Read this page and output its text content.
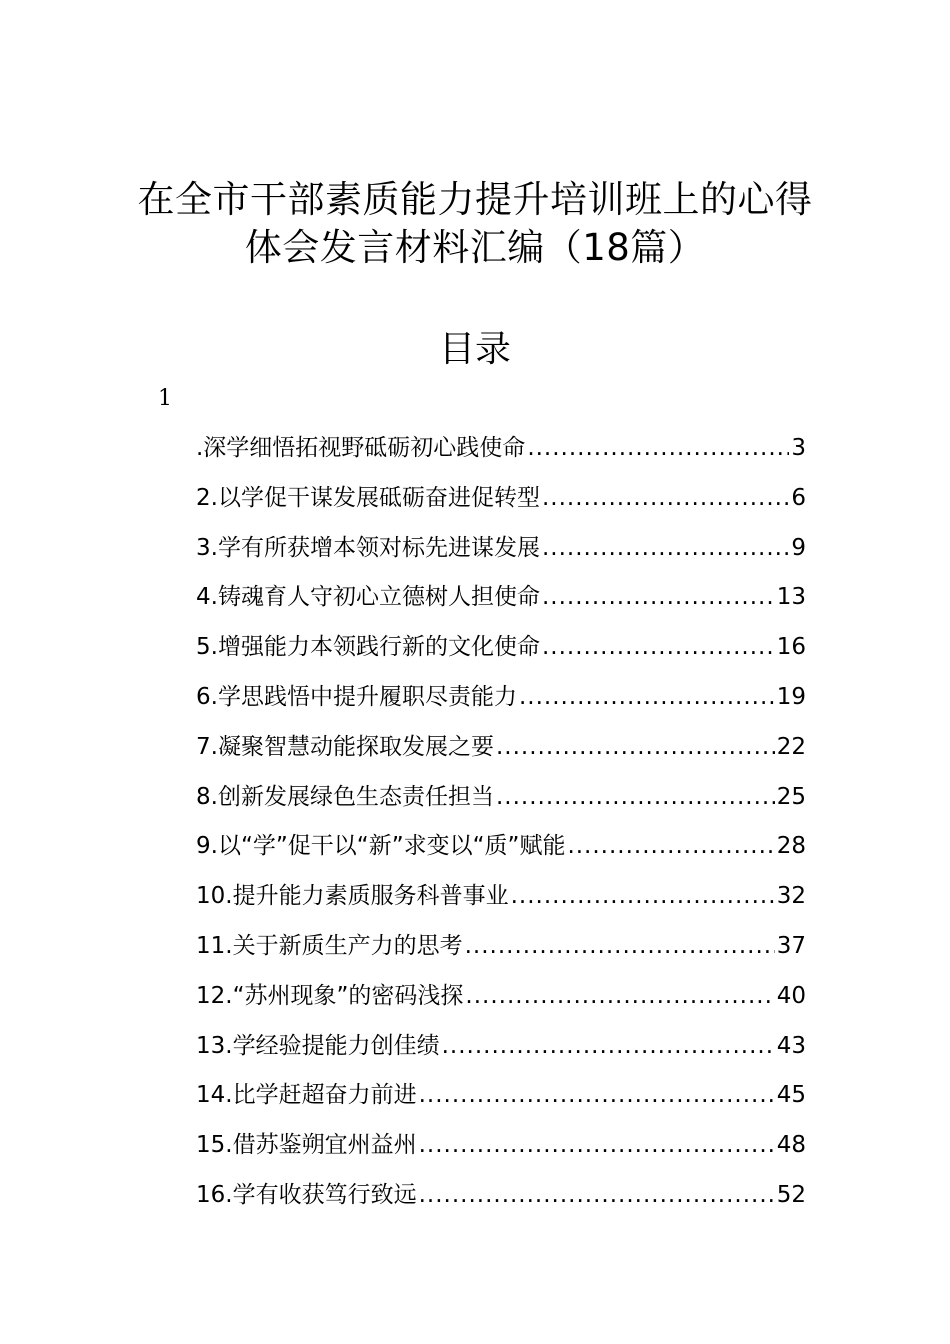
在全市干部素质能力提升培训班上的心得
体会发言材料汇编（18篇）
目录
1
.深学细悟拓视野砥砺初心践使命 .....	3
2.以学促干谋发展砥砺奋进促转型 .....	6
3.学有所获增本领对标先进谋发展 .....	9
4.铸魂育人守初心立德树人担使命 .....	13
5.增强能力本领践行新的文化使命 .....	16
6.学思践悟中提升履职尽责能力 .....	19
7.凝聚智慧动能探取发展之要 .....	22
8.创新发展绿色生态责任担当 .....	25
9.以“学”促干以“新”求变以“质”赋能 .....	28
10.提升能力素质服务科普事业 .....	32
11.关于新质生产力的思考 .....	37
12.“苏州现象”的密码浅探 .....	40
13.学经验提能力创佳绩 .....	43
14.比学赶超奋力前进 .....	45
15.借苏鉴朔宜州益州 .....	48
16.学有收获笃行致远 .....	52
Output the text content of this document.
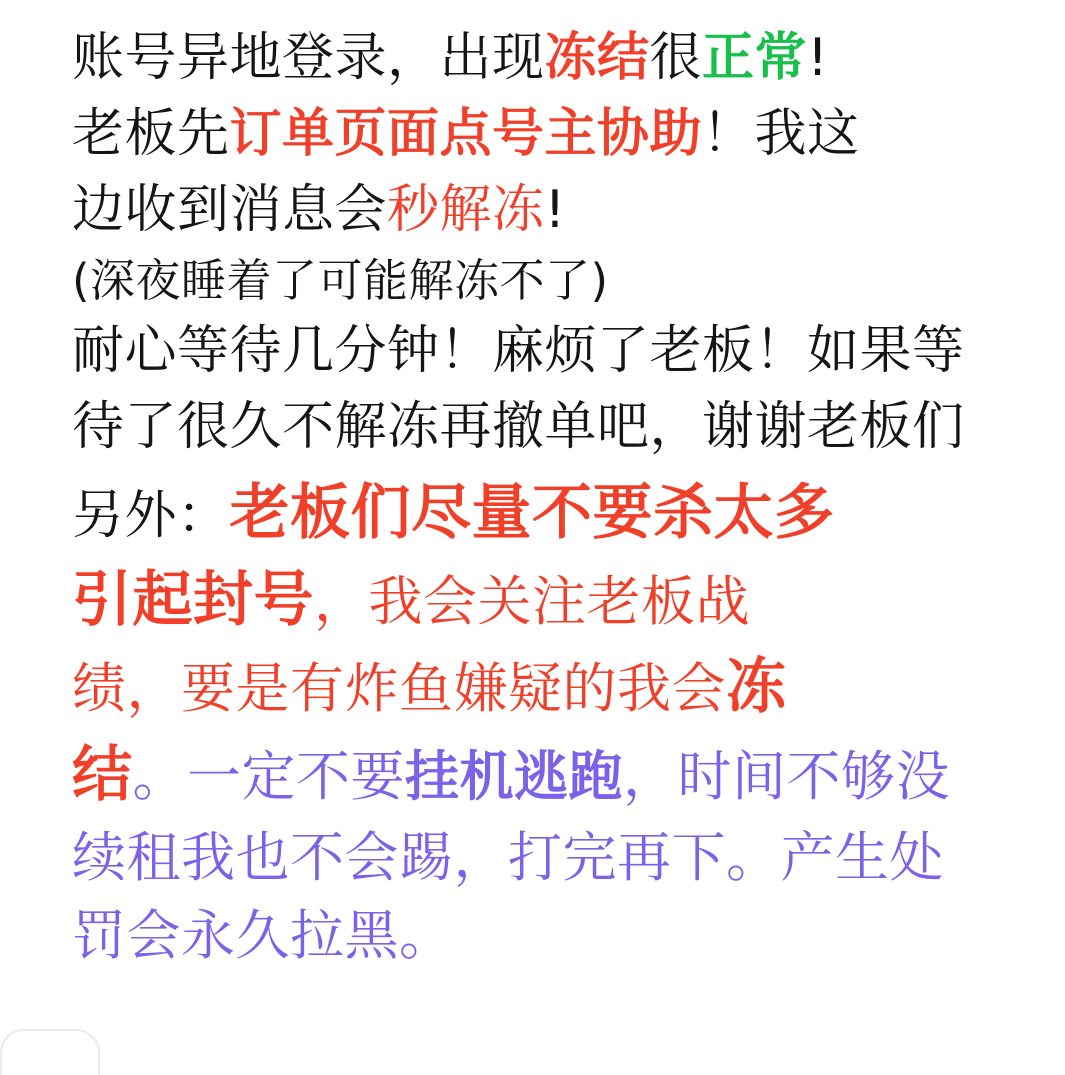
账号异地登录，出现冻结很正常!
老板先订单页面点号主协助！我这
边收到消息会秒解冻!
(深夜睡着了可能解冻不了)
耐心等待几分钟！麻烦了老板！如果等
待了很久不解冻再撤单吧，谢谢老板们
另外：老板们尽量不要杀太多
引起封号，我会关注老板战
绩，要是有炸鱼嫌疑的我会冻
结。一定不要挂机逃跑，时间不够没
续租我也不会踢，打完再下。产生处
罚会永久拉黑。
----------------
Each line of the data is to be duplicated exactly; pictures stay out of the copy.

[Response for this exercise]
Read this page and output its text content.
在全市干部素质能力提升培训班上的心得
体会发言材料汇编（18篇）
目录
1
.深学细悟拓视野砥砺初心践使命 .....	3
2.以学促干谋发展砥砺奋进促转型 .....	6
3.学有所获增本领对标先进谋发展 .....	9
4.铸魂育人守初心立德树人担使命 .....	13
5.增强能力本领践行新的文化使命 .....	16
6.学思践悟中提升履职尽责能力 .....	19
7.凝聚智慧动能探取发展之要 .....	22
8.创新发展绿色生态责任担当 .....	25
9.以“学”促干以“新”求变以“质”赋能 .....	28
10.提升能力素质服务科普事业 .....	32
11.关于新质生产力的思考 .....	37
12.“苏州现象”的密码浅探 .....	40
13.学经验提能力创佳绩 .....	43
14.比学赶超奋力前进 .....	45
15.借苏鉴朔宜州益州 .....	48
16.学有收获笃行致远 .....	52
Output the text content of this document.
账号异地登录，出现冻结很正常!
老板先订单页面点号主协助！我这
边收到消息会秒解冻!
(深夜睡着了可能解冻不了)
耐心等待几分钟！麻烦了老板！如果等
待了很久不解冻再撤单吧，谢谢老板们
另外：老板们尽量不要杀太多
引起封号，我会关注老板战
绩，要是有炸鱼嫌疑的我会冻
结。一定不要挂机逃跑，时间不够没
续租我也不会踢，打完再下。产生处
罚会永久拉黑。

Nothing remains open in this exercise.